**EXERCISE GOAL**: Can you pull out each line of the data below that includes the word "names"?

Dataset records:
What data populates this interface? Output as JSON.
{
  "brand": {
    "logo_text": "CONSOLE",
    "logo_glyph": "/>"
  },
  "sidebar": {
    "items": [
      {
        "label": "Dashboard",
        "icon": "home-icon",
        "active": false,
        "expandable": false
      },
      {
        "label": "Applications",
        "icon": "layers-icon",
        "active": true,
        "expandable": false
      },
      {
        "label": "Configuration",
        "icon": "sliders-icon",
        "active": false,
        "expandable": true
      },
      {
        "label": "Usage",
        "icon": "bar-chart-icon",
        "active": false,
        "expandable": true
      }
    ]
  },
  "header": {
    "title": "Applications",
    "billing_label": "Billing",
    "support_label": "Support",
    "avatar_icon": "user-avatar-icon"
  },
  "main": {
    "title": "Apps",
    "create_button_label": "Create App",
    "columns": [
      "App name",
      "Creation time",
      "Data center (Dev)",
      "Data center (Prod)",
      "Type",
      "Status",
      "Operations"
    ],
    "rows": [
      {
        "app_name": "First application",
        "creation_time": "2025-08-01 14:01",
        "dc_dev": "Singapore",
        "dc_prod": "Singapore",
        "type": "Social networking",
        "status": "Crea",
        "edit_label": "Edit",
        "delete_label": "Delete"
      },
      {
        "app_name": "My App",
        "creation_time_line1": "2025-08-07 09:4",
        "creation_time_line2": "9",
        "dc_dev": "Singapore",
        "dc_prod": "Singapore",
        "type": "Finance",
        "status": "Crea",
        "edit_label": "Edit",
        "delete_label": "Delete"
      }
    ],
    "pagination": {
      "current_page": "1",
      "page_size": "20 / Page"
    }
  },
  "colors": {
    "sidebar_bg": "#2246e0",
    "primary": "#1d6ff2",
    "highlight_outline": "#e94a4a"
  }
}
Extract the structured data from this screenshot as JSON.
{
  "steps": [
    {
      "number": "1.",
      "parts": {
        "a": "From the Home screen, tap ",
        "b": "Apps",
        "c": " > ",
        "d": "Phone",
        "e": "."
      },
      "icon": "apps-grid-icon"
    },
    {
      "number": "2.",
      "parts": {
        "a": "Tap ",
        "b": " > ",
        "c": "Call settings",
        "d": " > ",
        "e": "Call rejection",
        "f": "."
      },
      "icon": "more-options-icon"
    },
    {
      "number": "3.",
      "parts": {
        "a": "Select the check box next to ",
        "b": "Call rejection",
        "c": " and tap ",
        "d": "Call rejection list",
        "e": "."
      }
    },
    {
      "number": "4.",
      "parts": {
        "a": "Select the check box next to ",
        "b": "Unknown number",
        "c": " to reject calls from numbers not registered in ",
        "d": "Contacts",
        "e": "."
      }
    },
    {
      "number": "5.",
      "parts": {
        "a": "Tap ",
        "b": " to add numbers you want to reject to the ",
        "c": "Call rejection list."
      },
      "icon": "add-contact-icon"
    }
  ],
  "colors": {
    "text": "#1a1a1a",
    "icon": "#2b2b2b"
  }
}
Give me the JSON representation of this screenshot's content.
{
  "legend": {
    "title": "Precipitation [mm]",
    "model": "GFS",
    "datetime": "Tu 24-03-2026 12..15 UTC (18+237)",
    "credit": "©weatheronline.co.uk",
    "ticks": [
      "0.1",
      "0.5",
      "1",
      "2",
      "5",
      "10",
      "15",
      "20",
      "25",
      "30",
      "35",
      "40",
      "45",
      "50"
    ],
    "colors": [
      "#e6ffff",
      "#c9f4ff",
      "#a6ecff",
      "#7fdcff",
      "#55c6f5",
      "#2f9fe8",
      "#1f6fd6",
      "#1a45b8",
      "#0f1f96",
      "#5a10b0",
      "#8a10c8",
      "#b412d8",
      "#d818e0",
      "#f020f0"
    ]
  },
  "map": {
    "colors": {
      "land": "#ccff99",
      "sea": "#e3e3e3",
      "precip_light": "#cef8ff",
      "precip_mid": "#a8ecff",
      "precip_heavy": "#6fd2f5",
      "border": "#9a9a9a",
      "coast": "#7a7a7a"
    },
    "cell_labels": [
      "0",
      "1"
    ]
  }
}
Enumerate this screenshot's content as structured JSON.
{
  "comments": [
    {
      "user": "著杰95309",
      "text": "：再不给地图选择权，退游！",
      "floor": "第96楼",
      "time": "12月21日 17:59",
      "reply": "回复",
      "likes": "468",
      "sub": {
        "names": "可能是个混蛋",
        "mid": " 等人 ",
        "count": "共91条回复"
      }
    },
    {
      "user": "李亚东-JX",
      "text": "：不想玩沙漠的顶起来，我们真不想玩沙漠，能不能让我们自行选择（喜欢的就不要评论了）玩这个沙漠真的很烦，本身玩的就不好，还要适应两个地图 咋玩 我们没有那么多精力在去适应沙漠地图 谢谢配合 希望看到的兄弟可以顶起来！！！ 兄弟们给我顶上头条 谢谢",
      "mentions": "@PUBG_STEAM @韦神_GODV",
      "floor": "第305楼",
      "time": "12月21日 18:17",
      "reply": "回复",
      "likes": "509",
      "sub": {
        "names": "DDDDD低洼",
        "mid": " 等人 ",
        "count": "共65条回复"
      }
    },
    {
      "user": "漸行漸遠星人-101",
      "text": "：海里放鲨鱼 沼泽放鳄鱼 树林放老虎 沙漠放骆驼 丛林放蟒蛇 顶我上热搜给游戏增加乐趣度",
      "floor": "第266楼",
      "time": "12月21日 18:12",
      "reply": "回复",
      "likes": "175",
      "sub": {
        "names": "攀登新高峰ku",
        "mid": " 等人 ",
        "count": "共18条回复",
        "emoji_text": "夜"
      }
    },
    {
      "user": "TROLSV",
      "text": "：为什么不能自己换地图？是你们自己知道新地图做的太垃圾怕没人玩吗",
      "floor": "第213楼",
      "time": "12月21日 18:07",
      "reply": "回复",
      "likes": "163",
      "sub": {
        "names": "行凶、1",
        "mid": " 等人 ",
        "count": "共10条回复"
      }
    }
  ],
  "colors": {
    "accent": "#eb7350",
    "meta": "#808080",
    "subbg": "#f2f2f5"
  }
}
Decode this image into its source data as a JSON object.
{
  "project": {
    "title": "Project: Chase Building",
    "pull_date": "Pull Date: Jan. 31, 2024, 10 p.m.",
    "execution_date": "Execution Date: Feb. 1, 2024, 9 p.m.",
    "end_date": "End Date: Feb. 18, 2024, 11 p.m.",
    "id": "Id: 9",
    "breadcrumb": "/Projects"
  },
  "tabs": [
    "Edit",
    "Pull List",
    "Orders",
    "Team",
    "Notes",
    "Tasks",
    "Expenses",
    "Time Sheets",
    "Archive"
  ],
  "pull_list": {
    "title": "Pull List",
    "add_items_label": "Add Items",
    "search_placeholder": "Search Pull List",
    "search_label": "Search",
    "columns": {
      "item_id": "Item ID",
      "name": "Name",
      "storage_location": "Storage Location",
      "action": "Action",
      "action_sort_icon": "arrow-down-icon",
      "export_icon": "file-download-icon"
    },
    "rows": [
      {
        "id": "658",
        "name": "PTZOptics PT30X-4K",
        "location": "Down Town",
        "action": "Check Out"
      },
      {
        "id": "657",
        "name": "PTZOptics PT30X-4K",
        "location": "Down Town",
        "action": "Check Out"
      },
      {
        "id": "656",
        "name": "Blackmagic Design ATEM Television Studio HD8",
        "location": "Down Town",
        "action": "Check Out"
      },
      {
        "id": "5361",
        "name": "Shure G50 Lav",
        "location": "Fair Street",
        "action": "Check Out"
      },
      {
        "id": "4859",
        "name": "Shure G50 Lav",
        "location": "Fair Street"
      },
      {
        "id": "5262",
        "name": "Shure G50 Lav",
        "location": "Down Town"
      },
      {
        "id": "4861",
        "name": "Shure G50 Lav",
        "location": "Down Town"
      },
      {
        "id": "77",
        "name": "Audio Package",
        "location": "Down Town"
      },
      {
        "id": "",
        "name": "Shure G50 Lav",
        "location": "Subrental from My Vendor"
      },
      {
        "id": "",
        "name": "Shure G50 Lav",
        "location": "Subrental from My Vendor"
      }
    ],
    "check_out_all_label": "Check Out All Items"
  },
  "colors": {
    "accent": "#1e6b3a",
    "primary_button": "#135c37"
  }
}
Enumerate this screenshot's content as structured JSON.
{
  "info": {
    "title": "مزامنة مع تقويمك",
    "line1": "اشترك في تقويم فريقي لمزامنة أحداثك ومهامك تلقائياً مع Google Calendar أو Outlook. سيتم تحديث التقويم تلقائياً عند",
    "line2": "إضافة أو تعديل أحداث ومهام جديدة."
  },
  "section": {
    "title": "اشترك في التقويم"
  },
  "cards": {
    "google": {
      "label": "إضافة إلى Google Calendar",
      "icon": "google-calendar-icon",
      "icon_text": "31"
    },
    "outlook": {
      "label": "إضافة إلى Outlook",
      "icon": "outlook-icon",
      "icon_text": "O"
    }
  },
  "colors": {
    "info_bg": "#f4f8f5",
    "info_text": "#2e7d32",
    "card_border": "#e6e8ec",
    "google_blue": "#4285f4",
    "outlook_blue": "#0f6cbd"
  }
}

**COMPLETE OUTPUT**:
        "names": "可能是个混蛋",
        "names": "DDDDD低洼",
        "names": "攀登新高峰ku",
        "names": "行凶、1",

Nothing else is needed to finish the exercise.